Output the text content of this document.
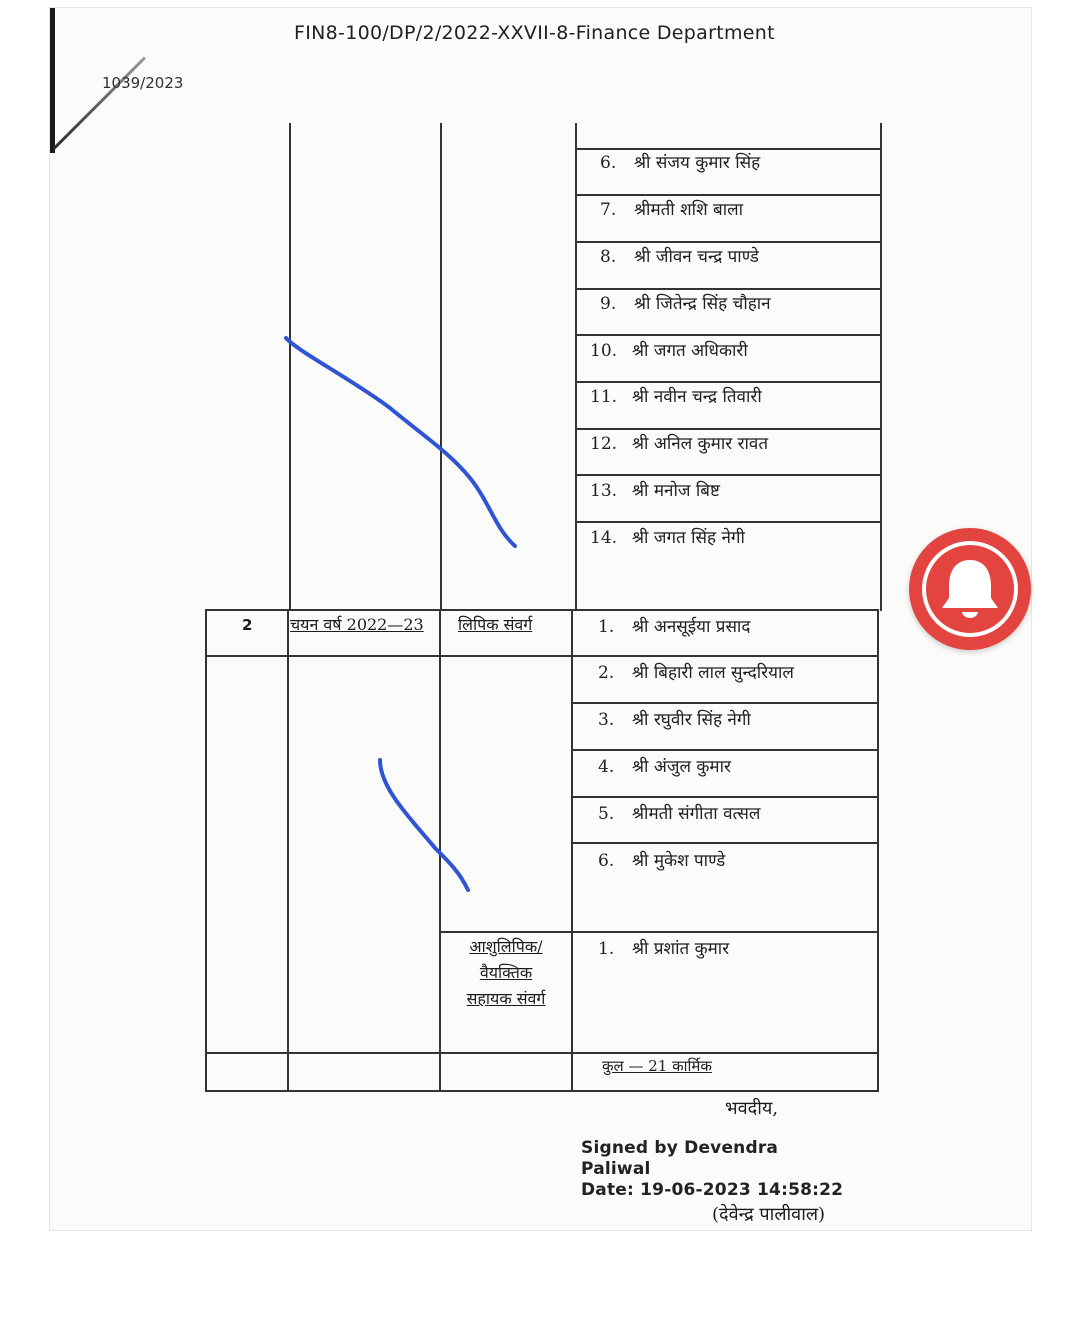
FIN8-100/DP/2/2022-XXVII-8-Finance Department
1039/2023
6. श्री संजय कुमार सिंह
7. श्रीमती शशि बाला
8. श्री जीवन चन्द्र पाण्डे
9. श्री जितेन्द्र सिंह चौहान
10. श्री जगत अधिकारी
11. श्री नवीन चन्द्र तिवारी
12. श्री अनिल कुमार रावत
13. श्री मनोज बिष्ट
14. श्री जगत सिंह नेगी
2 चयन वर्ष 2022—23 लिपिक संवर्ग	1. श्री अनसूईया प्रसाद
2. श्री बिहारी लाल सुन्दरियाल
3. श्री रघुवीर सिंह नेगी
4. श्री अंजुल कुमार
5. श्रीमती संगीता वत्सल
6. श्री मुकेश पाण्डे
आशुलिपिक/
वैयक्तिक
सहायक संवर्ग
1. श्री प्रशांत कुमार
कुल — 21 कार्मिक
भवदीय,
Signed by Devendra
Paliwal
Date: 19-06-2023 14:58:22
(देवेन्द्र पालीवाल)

------------------------------------------------------------------------

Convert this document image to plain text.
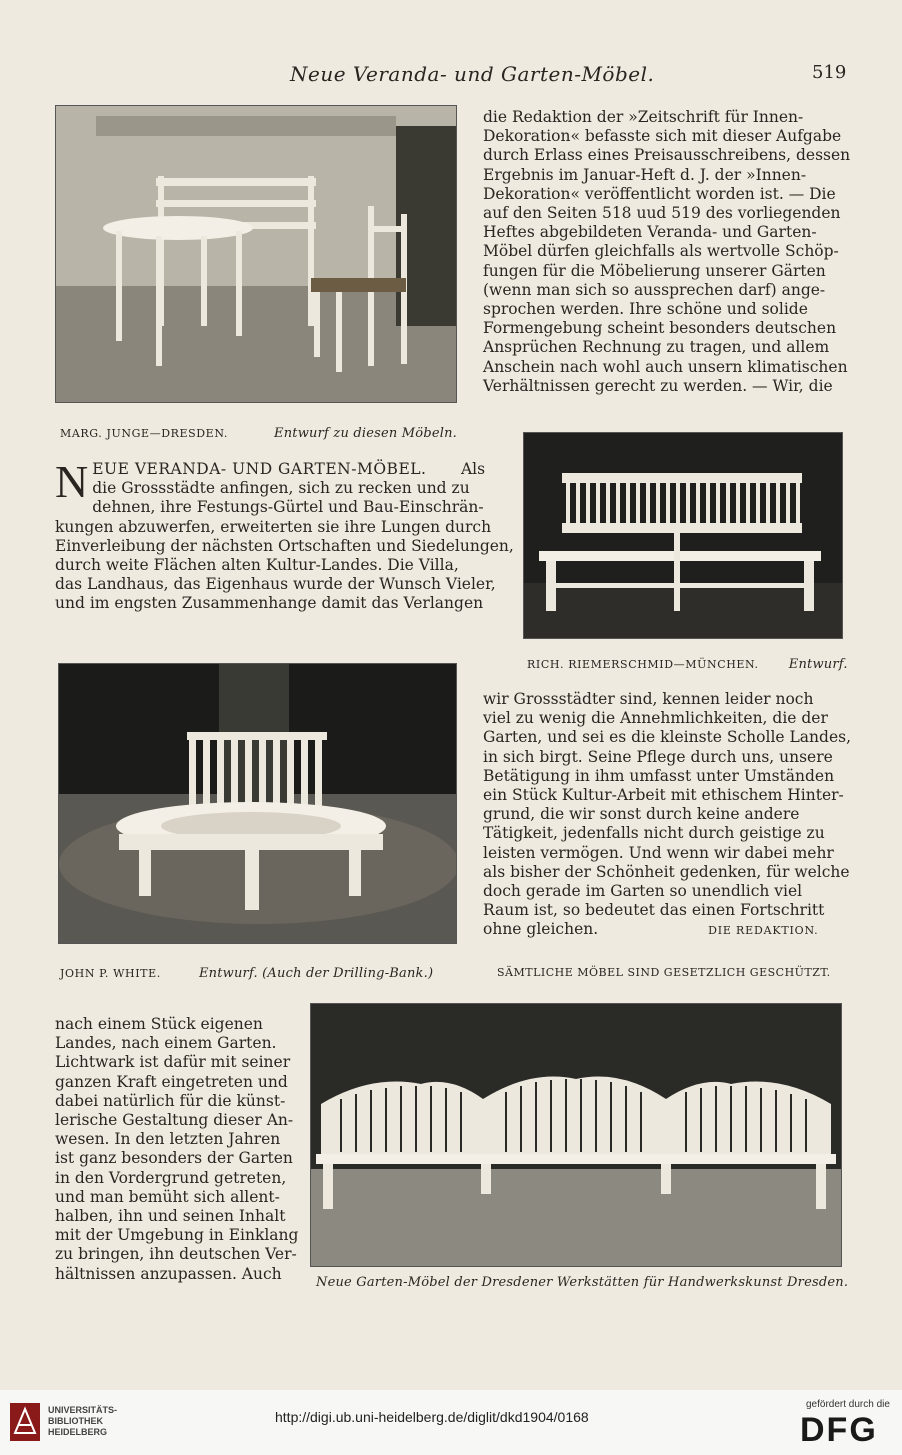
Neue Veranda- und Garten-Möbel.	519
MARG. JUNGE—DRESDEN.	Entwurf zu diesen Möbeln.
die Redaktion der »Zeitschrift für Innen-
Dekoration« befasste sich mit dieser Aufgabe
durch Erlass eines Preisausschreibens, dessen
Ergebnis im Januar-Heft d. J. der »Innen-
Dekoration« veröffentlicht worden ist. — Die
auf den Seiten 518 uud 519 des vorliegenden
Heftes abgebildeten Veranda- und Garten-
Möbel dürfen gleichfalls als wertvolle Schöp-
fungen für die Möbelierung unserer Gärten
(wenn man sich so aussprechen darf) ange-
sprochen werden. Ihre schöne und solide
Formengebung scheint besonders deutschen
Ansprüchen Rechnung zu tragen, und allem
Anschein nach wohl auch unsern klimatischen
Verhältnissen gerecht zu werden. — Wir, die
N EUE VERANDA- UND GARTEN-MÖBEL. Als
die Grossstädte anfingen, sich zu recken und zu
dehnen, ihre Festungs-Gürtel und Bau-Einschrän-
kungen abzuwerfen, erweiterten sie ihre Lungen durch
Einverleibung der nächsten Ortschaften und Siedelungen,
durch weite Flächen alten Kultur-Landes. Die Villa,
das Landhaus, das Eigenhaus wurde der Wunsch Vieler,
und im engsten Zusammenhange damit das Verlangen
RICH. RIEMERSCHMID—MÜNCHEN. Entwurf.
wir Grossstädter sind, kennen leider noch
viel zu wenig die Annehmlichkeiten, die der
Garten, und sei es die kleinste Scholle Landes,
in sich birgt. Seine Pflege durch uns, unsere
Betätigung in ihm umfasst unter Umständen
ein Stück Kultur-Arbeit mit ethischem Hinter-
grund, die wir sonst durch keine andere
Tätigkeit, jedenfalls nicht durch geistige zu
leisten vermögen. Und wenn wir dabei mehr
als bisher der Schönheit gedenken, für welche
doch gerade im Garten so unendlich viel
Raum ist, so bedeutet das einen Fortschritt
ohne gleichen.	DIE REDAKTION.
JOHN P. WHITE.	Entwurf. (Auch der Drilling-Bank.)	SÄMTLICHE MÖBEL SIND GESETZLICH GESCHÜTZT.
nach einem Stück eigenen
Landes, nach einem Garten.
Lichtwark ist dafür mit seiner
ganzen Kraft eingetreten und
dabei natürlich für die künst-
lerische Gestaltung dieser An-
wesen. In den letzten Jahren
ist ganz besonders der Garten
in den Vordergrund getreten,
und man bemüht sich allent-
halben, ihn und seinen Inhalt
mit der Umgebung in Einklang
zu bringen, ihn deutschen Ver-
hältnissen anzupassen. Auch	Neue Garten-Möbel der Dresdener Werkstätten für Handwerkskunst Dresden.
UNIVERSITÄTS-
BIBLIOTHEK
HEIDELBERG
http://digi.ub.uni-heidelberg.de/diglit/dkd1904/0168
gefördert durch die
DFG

------------------------------------------------------------------------

Find each line holding "einem". Copy it out.

# WRITTEN RESPONSE
nach einem Stück eigenen
Landes, nach einem Garten.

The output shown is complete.